── Extracted information ──
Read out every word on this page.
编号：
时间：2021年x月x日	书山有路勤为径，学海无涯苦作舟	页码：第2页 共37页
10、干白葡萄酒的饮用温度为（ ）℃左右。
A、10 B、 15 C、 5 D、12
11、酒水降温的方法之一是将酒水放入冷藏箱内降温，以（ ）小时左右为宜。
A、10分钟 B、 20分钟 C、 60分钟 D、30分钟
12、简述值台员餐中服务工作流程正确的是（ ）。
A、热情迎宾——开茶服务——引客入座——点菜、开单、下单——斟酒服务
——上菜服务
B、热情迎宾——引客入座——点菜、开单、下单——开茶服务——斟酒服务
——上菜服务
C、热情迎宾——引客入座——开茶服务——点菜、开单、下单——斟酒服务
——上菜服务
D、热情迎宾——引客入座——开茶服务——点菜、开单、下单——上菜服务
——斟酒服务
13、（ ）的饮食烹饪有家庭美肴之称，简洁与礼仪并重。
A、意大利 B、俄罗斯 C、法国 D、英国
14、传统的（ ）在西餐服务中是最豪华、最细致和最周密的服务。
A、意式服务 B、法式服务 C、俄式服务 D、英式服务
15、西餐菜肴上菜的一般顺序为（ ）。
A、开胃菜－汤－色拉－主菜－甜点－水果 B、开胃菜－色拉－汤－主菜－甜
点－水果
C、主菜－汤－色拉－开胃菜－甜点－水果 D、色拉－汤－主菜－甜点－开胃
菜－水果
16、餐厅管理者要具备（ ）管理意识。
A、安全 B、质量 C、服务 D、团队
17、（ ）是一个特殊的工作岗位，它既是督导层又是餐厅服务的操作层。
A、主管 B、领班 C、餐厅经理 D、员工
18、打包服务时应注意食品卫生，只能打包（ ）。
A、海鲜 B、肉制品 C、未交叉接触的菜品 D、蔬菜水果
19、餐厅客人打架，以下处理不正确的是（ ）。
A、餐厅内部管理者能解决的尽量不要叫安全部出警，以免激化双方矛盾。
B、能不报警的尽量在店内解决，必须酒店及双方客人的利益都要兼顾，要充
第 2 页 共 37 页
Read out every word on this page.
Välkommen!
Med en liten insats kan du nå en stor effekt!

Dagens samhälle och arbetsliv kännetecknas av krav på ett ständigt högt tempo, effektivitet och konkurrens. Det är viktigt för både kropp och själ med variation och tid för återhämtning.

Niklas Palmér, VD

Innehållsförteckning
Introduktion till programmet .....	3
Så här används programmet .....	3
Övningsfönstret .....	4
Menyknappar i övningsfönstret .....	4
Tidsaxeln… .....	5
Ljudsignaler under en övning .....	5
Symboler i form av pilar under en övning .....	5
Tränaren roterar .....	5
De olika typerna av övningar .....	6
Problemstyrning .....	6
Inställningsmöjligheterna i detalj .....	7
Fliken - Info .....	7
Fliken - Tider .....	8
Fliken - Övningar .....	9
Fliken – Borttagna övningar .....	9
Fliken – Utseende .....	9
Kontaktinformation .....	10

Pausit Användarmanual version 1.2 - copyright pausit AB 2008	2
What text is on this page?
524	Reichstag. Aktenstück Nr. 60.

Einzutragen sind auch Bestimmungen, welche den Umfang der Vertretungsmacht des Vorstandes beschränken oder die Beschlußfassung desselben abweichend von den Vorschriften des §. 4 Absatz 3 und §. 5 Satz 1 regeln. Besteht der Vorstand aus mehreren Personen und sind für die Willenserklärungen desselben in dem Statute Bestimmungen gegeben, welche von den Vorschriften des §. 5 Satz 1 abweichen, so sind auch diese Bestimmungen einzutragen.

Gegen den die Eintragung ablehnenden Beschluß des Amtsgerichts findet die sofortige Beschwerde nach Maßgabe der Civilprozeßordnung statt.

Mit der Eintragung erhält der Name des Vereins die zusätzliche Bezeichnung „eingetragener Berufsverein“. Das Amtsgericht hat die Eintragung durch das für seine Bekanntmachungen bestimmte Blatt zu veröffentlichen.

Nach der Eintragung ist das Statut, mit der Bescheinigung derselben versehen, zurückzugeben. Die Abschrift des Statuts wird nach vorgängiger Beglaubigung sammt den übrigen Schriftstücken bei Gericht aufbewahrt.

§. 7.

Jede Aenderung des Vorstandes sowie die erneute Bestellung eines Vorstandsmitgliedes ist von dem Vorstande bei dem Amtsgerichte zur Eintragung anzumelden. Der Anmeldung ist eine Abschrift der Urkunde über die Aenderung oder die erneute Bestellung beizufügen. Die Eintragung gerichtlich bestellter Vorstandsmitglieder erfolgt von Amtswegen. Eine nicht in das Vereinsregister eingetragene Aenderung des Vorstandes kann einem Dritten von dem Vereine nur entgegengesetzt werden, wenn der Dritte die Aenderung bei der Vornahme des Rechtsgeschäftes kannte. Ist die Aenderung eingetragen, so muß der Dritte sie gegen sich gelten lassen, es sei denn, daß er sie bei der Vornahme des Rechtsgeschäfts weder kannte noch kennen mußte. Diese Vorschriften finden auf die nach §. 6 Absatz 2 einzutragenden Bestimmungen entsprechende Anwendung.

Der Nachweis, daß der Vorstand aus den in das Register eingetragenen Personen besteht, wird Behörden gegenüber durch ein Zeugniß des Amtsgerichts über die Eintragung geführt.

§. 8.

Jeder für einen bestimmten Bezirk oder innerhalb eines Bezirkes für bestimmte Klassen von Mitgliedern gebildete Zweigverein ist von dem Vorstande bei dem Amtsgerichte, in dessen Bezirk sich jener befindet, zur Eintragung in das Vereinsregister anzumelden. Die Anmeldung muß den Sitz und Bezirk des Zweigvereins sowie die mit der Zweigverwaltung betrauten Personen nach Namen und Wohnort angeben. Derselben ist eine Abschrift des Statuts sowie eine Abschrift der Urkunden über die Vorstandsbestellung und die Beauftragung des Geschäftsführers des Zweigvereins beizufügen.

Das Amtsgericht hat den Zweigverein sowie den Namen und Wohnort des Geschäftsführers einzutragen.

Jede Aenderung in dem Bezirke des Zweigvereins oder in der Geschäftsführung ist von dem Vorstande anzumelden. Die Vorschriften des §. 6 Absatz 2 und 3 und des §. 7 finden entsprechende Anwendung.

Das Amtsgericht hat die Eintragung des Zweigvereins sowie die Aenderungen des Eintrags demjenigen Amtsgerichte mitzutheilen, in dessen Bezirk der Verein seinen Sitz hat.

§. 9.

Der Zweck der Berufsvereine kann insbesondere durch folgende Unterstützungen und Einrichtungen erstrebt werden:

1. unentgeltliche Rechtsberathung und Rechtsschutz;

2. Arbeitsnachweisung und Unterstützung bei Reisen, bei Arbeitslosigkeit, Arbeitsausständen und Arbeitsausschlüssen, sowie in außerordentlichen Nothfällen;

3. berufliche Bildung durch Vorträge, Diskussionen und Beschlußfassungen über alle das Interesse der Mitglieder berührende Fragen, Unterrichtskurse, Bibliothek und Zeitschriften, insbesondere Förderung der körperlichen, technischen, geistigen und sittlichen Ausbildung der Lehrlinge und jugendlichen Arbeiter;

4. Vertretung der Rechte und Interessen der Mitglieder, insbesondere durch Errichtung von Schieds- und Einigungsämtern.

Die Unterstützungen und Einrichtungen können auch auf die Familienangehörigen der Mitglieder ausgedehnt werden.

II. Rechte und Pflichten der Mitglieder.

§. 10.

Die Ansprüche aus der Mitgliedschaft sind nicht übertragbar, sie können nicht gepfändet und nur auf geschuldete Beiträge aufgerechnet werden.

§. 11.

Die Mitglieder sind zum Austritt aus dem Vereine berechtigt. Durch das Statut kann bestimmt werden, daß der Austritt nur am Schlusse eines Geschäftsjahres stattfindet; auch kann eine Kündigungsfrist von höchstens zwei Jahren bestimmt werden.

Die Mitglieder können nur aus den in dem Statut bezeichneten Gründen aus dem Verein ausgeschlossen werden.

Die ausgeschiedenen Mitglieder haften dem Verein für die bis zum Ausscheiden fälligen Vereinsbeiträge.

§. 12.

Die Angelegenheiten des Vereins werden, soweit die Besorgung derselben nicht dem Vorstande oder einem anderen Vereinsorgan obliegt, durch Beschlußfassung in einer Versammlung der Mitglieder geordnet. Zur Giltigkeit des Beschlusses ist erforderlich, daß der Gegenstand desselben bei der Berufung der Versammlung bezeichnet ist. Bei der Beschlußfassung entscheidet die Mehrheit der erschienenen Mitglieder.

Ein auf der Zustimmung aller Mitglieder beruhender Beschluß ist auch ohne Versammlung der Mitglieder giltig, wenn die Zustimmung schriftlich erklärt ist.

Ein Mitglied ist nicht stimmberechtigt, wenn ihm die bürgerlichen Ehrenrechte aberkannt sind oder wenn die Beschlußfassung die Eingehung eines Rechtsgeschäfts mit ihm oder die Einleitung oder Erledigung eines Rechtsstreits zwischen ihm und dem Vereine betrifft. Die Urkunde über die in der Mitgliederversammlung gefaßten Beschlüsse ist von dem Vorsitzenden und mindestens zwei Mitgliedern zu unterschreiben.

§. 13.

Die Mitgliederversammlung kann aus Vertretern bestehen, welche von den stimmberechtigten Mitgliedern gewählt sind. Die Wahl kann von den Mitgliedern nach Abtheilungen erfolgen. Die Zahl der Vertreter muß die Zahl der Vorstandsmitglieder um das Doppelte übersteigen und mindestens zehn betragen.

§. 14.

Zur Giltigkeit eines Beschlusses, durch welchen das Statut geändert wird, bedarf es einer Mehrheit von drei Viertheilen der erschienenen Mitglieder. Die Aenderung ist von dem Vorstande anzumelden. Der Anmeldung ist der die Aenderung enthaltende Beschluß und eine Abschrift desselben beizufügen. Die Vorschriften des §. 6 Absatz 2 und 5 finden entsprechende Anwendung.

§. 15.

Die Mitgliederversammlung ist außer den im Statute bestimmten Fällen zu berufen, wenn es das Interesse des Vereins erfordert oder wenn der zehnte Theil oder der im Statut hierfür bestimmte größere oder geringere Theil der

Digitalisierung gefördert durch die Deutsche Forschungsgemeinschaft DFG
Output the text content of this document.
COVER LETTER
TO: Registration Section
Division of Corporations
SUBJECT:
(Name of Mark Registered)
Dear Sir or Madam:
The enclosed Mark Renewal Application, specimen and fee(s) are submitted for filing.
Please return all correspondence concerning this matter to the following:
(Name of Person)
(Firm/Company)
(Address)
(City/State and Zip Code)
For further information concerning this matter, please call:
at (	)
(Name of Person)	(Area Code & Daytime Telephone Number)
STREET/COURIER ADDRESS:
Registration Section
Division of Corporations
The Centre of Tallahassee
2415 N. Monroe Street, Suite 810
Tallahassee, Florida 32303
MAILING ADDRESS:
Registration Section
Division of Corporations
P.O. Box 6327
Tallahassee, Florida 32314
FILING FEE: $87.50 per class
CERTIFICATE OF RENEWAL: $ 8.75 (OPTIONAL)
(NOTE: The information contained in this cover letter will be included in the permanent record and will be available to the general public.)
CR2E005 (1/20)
───
Task: Working from the listing above, pick out every line that has "Unterstützungen" and copy it.

Written response:
Der Zweck der Berufsvereine kann insbesondere durch folgende Unterstützungen und Einrichtungen erstrebt werden:
Die Unterstützungen und Einrichtungen können auch auf die Familienangehörigen der Mitglieder ausgedehnt werden.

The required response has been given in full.